Source document:

Press release

1 Mar 2019 Ulaanbaatar

Mongolia Transfer Pricing Alert

Mongolia has just revised its key tax laws including the General Law on Taxation, Corporate Income Tax Law and Personal Income Tax Law

Press contact
Khishignemekh Regzedmaa

Partner, International Tax and Transaction Services, EY Mongolia

A passionate international corporate tax advisor

  • Overview of Transfer Pricing developments
  • Re-defines definition for ‘related parties’
  • Transfer pricing documentation requirements
  • Timing of filing transfer pricing documentations
  • Threshold and exemption from transfer pricing documentation obligations
  • Administrative penalties for failure of transfer pricing documentation obligations
  • OECD Transfer Pricing Guideline treatment / reference

Mongolia has just revised its key tax laws including the General Law on Taxation, Corporate Income Tax Law and Personal Income Tax Law. The new laws were adopted by the Mongolian Parliament (the legislative body) on 22 March 2019, under the Government’s tax reform packages.

Task statement: Carry on the press release on Mongolia's tax law revisions, starting right after its final sentence. The records that come next have no connection to the press release on Mongolia's tax law revisions.

Data entries:
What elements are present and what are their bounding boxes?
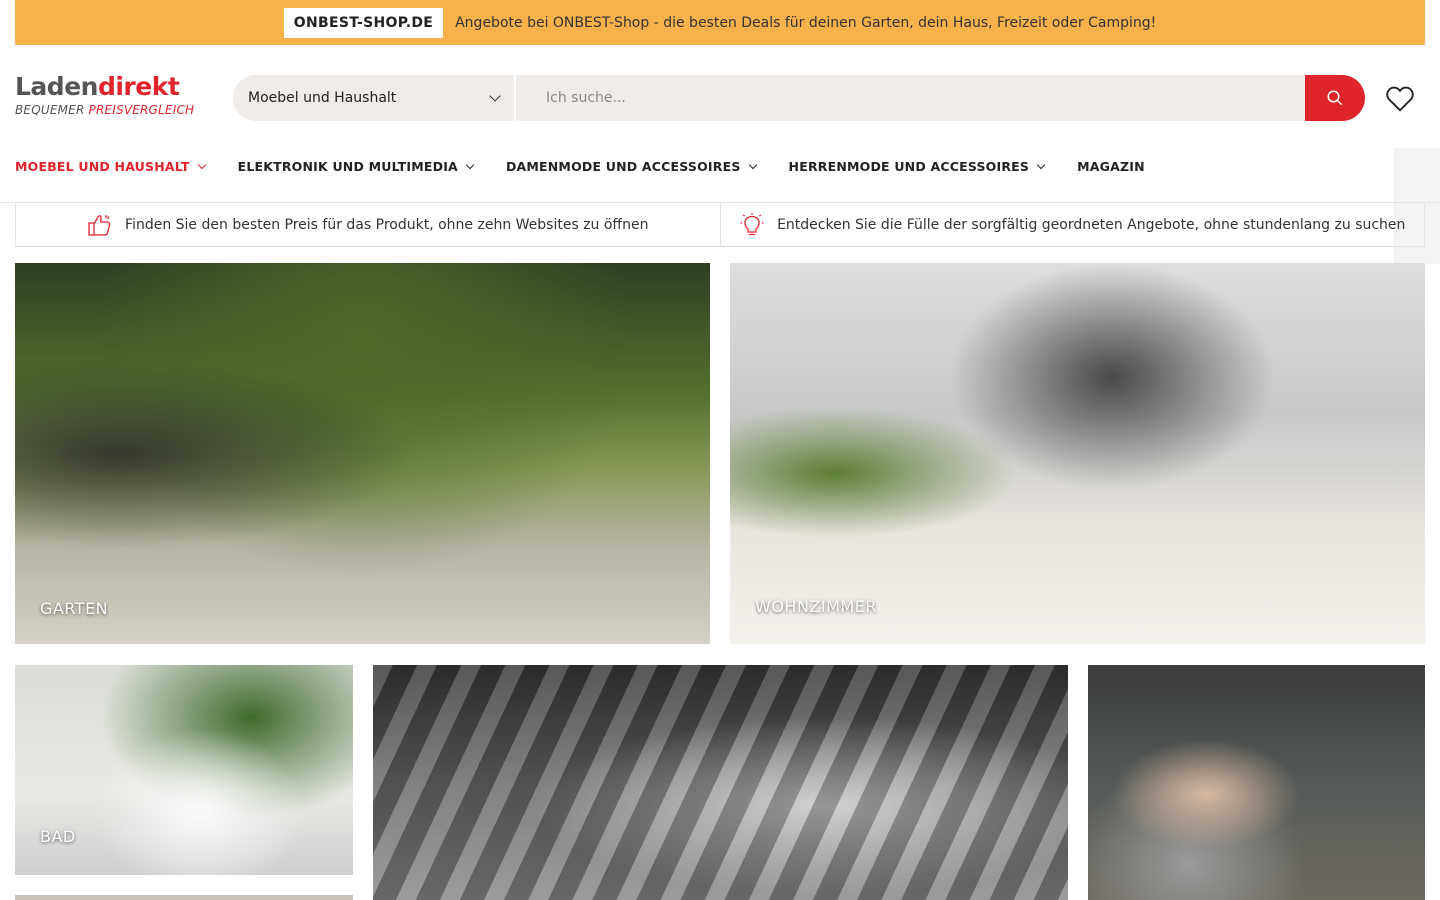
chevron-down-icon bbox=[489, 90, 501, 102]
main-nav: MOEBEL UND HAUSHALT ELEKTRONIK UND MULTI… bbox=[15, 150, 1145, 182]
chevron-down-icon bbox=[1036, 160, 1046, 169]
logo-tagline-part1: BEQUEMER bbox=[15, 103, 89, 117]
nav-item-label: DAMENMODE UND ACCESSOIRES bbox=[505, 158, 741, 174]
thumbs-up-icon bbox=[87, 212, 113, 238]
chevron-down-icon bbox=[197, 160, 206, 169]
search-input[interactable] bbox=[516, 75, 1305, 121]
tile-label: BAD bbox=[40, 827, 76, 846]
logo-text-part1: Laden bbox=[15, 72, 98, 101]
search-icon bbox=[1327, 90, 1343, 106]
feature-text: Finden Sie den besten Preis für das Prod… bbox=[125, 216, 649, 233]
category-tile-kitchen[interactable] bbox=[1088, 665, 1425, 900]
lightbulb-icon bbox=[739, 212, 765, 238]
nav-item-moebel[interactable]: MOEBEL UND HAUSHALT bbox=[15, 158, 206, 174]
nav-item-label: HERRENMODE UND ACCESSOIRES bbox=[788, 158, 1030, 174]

Exercise answer:
A number of important changes that may have a material impact on taxpayers, requires taking appropriate actions to comply with the new requirements. Amongst others, the transfer pricing laws and associated rules have been upgraded to catch recent international developments and standards.

We have highlighted key changes in this alert regarding the transfer pricing developments.

The Ministry of Finance is to release a number of implementing guidelines on the new rules.

The new tax rules shall take effect on 1 January 2020.

Various sections in the current tax laws refer to the need for transactions between related parties to be conducted on an arm's length basis. Failing this, the tax authorities may seek to adjust the transaction to a fair market value (so-called “Transfer Pricing rules”).

The transfer pricing rules are currently spread over various individual tax laws including General Taxation Law (GTL), Corporate Income Tax Law (CIT), VAT Law, Personal Income Tax Law (PIT), etc. Historically, there have been certain issues, uncertainties or conflicts with regards to interpretation of various rules in the separate laws. For instance, the definition for related party is defined differently in the GTL and CIT Law and it raises a practical issue on which definition is overridden.

With new transfer pricing laws, there will be a single, all-encompassing transfer pricing legislation that will be governed mainly by the General Taxation Laws and its associated guidelines.  This will replace separate rules found in different tax laws, such as the Corporate Income Tax and Personal Income Tax Law.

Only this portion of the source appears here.